*THE PROBLEM*:
Extract and list every line that contains the word "werden".

Stored dataset items
+-------+
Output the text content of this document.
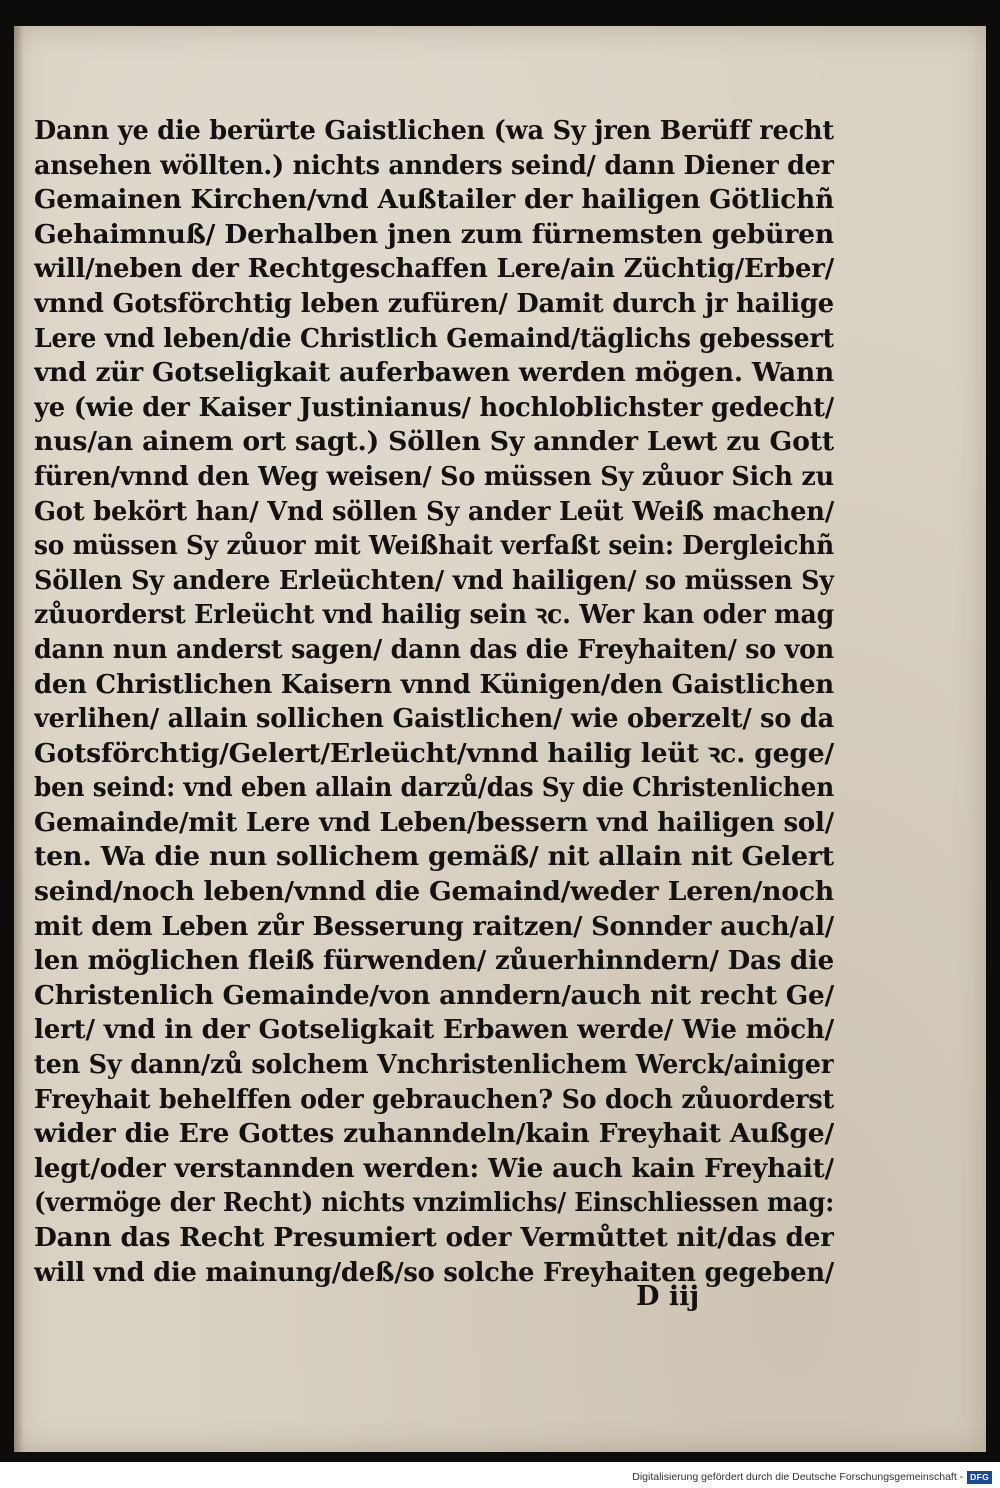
Dann ye die berürte Gaistlichen (wa Sy jren Berüff recht
ansehen wöllten.) nichts annders seind/ dann Diener der
Gemainen Kirchen/vnd Außtailer der hailigen Götlichñ
Gehaimnuß/ Derhalben jnen zum fürnemsten gebüren
will/neben der Rechtgeschaffen Lere/ain Züchtig/Erber/
vnnd Gotsförchtig leben zufüren/ Damit durch jr hailige
Lere vnd leben/die Christlich Gemaind/täglichs gebessert
vnd zür Gotseligkait auferbawen werden mögen. Wann
ye (wie der Kaiser Justinianus/ hochloblichster gedecht/
nus/an ainem ort sagt.) Söllen Sy annder Lewt zu Gott
füren/vnnd den Weg weisen/ So müssen Sy zůuor Sich zu
Got bekört han/ Vnd söllen Sy ander Leüt Weiß machen/
so müssen Sy zůuor mit Weißhait verfaßt sein: Dergleichñ
Söllen Sy andere Erleüchten/ vnd hailigen/ so müssen Sy
zůuorderst Erleücht vnd hailig sein ꝛc. Wer kan oder mag
dann nun anderst sagen/ dann das die Freyhaiten/ so von
den Christlichen Kaisern vnnd Künigen/den Gaistlichen
verlihen/ allain sollichen Gaistlichen/ wie oberzelt/ so da
Gotsförchtig/Gelert/Erleücht/vnnd hailig leüt ꝛc. gege/
ben seind: vnd eben allain darzů/das Sy die Christenlichen
Gemainde/mit Lere vnd Leben/bessern vnd hailigen sol/
ten. Wa die nun sollichem gemäß/ nit allain nit Gelert
seind/noch leben/vnnd die Gemaind/weder Leren/noch
mit dem Leben zůr Besserung raitzen/ Sonnder auch/al/
len möglichen fleiß fürwenden/ zůuerhinndern/ Das die
Christenlich Gemainde/von anndern/auch nit recht Ge/
lert/ vnd in der Gotseligkait Erbawen werde/ Wie möch/
ten Sy dann/zů solchem Vnchristenlichem Werck/ainiger
Freyhait behelffen oder gebrauchen? So doch zůuorderst
wider die Ere Gottes zuhanndeln/kain Freyhait Außge/
legt/oder verstannden werden: Wie auch kain Freyhait/
(vermöge der Recht) nichts vnzimlichs/ Einschliessen mag:
Dann das Recht Presumiert oder Vermůttet nit/das der
will vnd die mainung/deß/so solche Freyhaiten gegeben/
D iij
Digitalisierung gefördert durch die Deutsche Forschungsgemeinschaft - DFG
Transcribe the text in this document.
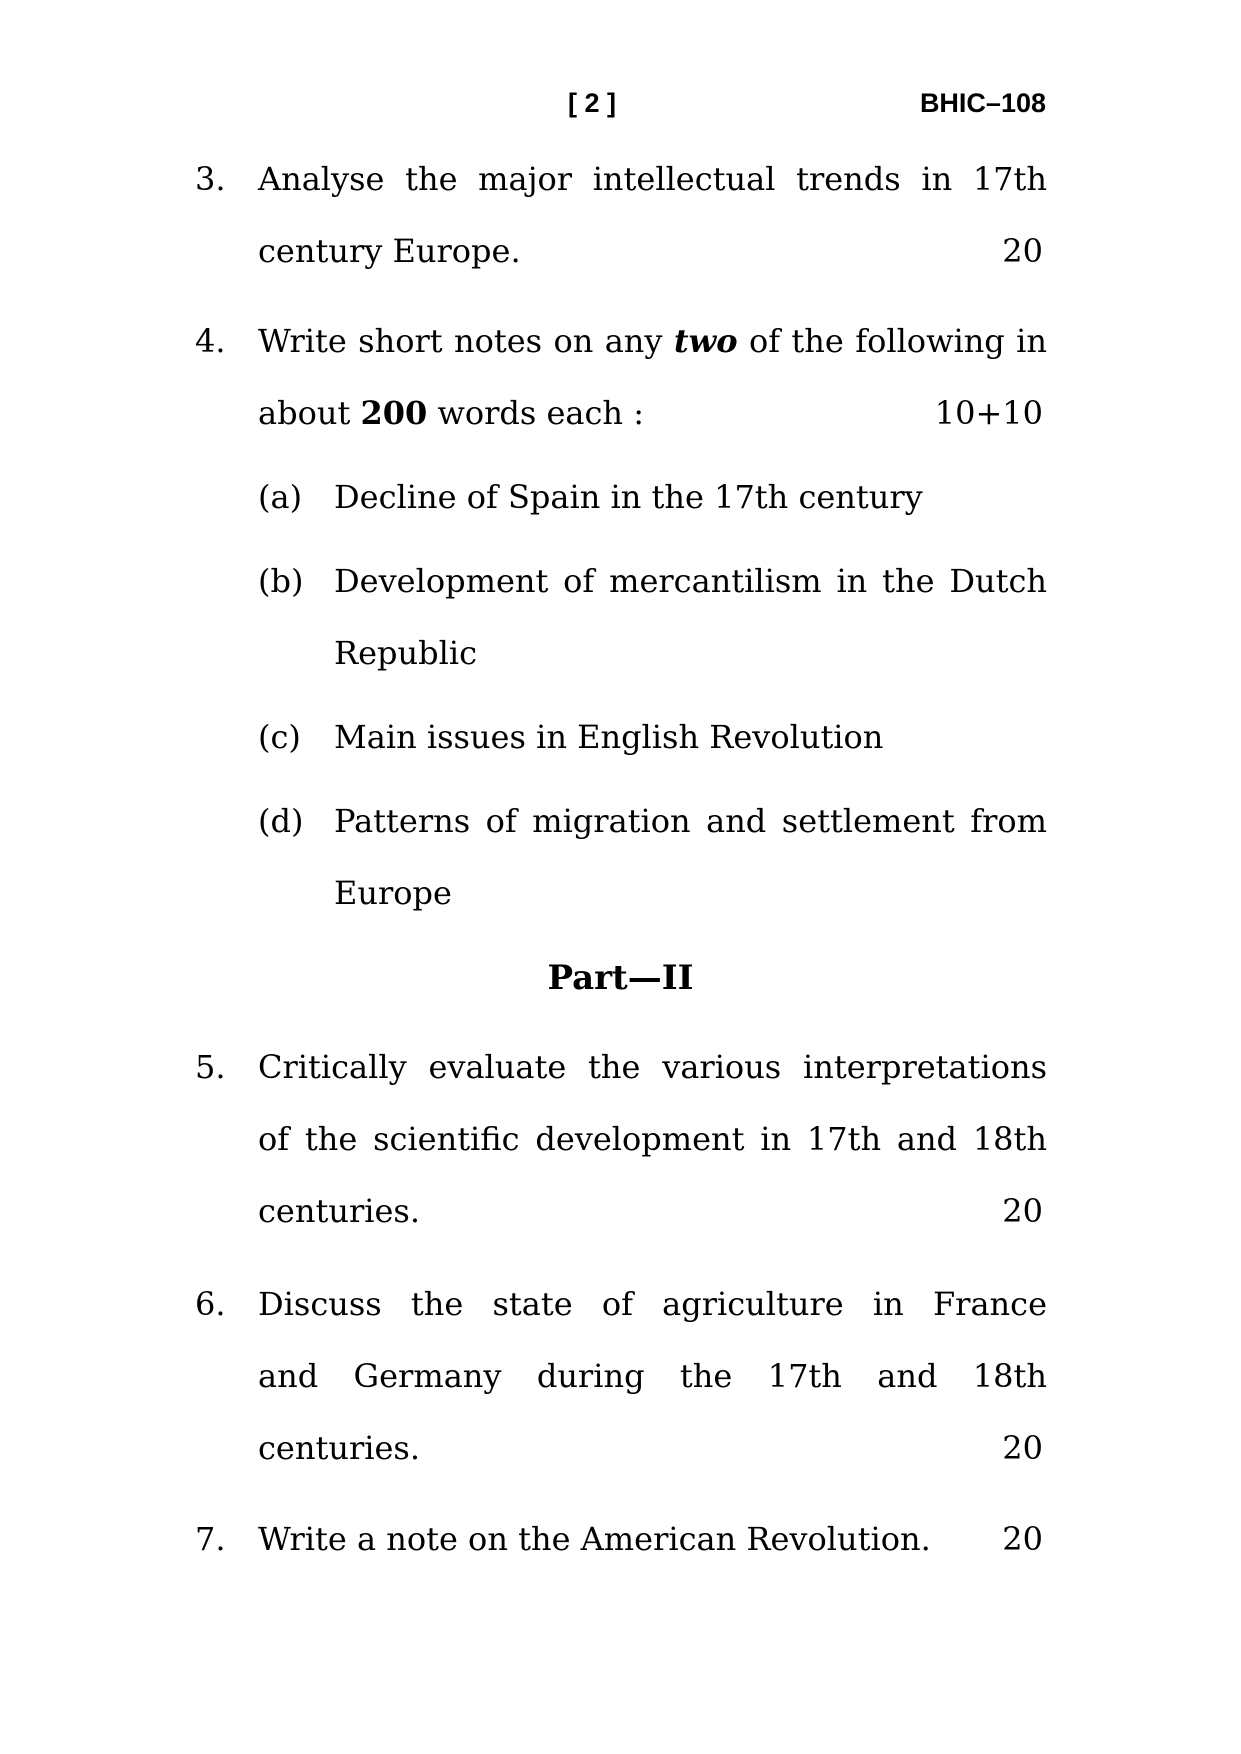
[ 2 ]	BHIC–108
3. Analyse the major intellectual trends in 17th
century Europe.	20
4. Write short notes on any two of the following in
about 200 words each :	10+10
(a) Decline of Spain in the 17th century
(b) Development of mercantilism in the Dutch
Republic
(c) Main issues in English Revolution
(d) Patterns of migration and settlement from
Europe
Part—II
5. Critically evaluate the various interpretations
of the scientific development in 17th and 18th
centuries.	20
6. Discuss the state of agriculture in France
and Germany during the 17th and 18th
centuries.	20
7. Write a note on the American Revolution.	20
+-------+
*OUTPUT OF THE TASK*:
vnd zür Gotseligkait auferbawen werden mögen. Wann
legt/oder verstannden werden: Wie auch kain Freyhait/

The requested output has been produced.